* **Exercise material**:
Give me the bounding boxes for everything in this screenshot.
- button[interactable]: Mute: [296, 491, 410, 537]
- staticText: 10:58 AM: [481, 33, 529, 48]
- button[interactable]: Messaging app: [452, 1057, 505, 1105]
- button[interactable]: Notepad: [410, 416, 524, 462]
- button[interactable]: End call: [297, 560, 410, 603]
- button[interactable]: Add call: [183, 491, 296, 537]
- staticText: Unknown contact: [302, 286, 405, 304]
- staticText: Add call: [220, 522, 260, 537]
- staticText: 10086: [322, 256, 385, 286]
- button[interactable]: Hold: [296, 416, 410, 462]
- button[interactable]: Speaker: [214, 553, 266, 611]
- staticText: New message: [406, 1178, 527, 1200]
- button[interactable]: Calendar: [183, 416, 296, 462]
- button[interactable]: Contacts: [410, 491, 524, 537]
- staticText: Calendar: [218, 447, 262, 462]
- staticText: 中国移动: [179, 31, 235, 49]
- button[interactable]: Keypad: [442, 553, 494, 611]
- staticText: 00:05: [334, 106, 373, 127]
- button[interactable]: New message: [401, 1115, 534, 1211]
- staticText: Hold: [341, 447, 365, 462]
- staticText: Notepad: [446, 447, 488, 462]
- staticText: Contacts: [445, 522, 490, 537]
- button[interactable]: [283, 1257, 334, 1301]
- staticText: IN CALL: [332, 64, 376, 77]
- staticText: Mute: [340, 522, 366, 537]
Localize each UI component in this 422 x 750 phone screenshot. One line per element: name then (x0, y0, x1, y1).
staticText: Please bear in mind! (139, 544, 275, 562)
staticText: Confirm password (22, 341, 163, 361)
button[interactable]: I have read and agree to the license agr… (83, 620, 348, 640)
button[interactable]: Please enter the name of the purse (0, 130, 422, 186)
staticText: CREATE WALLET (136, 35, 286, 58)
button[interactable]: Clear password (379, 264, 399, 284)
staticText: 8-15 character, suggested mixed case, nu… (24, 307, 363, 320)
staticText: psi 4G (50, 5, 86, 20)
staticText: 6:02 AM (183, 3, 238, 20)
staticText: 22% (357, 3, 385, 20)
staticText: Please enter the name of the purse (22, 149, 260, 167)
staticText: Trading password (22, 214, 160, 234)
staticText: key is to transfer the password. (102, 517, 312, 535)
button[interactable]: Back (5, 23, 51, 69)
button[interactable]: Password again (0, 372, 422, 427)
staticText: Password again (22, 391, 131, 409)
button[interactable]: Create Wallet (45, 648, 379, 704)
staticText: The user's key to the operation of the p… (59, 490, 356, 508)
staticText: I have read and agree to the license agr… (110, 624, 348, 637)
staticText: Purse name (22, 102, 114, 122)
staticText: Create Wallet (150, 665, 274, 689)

* **Exercise directions**: Return the listing word for word from its first line through the line containing "button[interactable]: Create Wallet", including both ends.

* **Written answer**:
Give me the bounding boxes for everything in this screenshot.
- button[interactable]: Mute: [296, 491, 410, 537]
- staticText: 10:58 AM: [481, 33, 529, 48]
- button[interactable]: Messaging app: [452, 1057, 505, 1105]
- button[interactable]: Notepad: [410, 416, 524, 462]
- button[interactable]: End call: [297, 560, 410, 603]
- button[interactable]: Add call: [183, 491, 296, 537]
- staticText: Unknown contact: [302, 286, 405, 304]
- staticText: Add call: [220, 522, 260, 537]
- staticText: 10086: [322, 256, 385, 286]
- button[interactable]: Hold: [296, 416, 410, 462]
- button[interactable]: Speaker: [214, 553, 266, 611]
- staticText: New message: [406, 1178, 527, 1200]
- button[interactable]: Calendar: [183, 416, 296, 462]
- button[interactable]: Contacts: [410, 491, 524, 537]
- staticText: Calendar: [218, 447, 262, 462]
- staticText: 中国移动: [179, 31, 235, 49]
- button[interactable]: Keypad: [442, 553, 494, 611]
- staticText: 00:05: [334, 106, 373, 127]
- button[interactable]: New message: [401, 1115, 534, 1211]
- staticText: Hold: [341, 447, 365, 462]
- staticText: Notepad: [446, 447, 488, 462]
- staticText: Contacts: [445, 522, 490, 537]
- button[interactable]: [283, 1257, 334, 1301]
- staticText: IN CALL: [332, 64, 376, 77]
- staticText: Mute: [340, 522, 366, 537]
Localize each UI component in this 422 x 750 phone screenshot. One line per element: name then (x0, y0, x1, y1).
staticText: Please bear in mind! (139, 544, 275, 562)
staticText: Confirm password (22, 341, 163, 361)
button[interactable]: I have read and agree to the license agr… (83, 620, 348, 640)
button[interactable]: Please enter the name of the purse (0, 130, 422, 186)
staticText: CREATE WALLET (136, 35, 286, 58)
button[interactable]: Clear password (379, 264, 399, 284)
staticText: 8-15 character, suggested mixed case, nu… (24, 307, 363, 320)
staticText: psi 4G (50, 5, 86, 20)
staticText: 6:02 AM (183, 3, 238, 20)
staticText: 22% (357, 3, 385, 20)
staticText: Please enter the name of the purse (22, 149, 260, 167)
staticText: Trading password (22, 214, 160, 234)
staticText: key is to transfer the password. (102, 517, 312, 535)
button[interactable]: Back (5, 23, 51, 69)
button[interactable]: Password again (0, 372, 422, 427)
staticText: Password again (22, 391, 131, 409)
button[interactable]: Create Wallet (45, 648, 379, 704)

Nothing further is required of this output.